Problem:
Transcribe every record that appears below, exactly and in full.

Data entries

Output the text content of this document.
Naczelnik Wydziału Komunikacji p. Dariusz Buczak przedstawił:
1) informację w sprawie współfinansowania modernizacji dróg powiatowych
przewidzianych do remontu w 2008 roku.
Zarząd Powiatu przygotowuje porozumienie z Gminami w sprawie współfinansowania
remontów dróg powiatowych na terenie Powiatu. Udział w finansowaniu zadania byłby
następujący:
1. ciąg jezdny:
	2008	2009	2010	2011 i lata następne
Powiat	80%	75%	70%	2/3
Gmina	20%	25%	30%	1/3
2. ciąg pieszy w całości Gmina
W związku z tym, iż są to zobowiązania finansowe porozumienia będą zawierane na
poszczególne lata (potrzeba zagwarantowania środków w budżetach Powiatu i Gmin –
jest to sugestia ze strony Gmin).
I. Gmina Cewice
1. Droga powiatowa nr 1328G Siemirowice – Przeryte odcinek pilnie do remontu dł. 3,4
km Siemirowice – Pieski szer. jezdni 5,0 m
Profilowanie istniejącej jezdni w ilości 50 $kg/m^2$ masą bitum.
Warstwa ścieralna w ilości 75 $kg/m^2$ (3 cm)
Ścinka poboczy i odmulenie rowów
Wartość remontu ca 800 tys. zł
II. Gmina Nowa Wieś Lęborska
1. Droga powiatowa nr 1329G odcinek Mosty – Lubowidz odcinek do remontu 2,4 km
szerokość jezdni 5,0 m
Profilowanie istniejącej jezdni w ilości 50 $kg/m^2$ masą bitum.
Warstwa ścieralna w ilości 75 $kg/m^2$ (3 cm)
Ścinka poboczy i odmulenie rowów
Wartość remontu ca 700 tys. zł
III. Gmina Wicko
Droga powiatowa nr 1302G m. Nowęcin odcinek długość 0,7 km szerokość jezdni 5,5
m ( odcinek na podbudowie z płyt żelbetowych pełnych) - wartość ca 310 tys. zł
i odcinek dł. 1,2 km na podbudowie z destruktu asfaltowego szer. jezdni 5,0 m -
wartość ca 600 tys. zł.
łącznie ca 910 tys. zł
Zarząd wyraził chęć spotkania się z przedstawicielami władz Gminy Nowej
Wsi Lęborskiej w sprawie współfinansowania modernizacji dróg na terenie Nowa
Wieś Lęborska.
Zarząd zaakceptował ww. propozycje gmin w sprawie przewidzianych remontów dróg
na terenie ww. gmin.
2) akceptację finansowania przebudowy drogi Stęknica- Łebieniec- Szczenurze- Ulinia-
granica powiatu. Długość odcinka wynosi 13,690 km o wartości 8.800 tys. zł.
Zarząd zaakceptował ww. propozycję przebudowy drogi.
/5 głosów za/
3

Task answer:
Output the text content of this document.
Naczelnik Wydziału Komunikacji p. Dariusz Buczak przedstawił:
1) informację w sprawie współfinansowania modernizacji dróg powiatowych
przewidzianych do remontu w 2008 roku.
Zarząd Powiatu przygotowuje porozumienie z Gminami w sprawie współfinansowania
remontów dróg powiatowych na terenie Powiatu. Udział w finansowaniu zadania byłby
następujący:
1. ciąg jezdny:
	2008	2009	2010	2011 i lata następne
Powiat	80%	75%	70%	2/3
Gmina	20%	25%	30%	1/3
2. ciąg pieszy w całości Gmina
W związku z tym, iż są to zobowiązania finansowe porozumienia będą zawierane na
poszczególne lata (potrzeba zagwarantowania środków w budżetach Powiatu i Gmin –
jest to sugestia ze strony Gmin).
I. Gmina Cewice
1. Droga powiatowa nr 1328G Siemirowice – Przeryte odcinek pilnie do remontu dł. 3,4
km Siemirowice – Pieski szer. jezdni 5,0 m
Profilowanie istniejącej jezdni w ilości 50 $kg/m^2$ masą bitum.
Warstwa ścieralna w ilości 75 $kg/m^2$ (3 cm)
Ścinka poboczy i odmulenie rowów
Wartość remontu ca 800 tys. zł
II. Gmina Nowa Wieś Lęborska
1. Droga powiatowa nr 1329G odcinek Mosty – Lubowidz odcinek do remontu 2,4 km
szerokość jezdni 5,0 m
Profilowanie istniejącej jezdni w ilości 50 $kg/m^2$ masą bitum.
Warstwa ścieralna w ilości 75 $kg/m^2$ (3 cm)
Ścinka poboczy i odmulenie rowów
Wartość remontu ca 700 tys. zł
III. Gmina Wicko
Droga powiatowa nr 1302G m. Nowęcin odcinek długość 0,7 km szerokość jezdni 5,5
m ( odcinek na podbudowie z płyt żelbetowych pełnych) - wartość ca 310 tys. zł
i odcinek dł. 1,2 km na podbudowie z destruktu asfaltowego szer. jezdni 5,0 m -
wartość ca 600 tys. zł.
łącznie ca 910 tys. zł
Zarząd wyraził chęć spotkania się z przedstawicielami władz Gminy Nowej
Wsi Lęborskiej w sprawie współfinansowania modernizacji dróg na terenie Nowa
Wieś Lęborska.
Zarząd zaakceptował ww. propozycje gmin w sprawie przewidzianych remontów dróg
na terenie ww. gmin.
2) akceptację finansowania przebudowy drogi Stęknica- Łebieniec- Szczenurze- Ulinia-
granica powiatu. Długość odcinka wynosi 13,690 km o wartości 8.800 tys. zł.
Zarząd zaakceptował ww. propozycję przebudowy drogi.
/5 głosów za/
3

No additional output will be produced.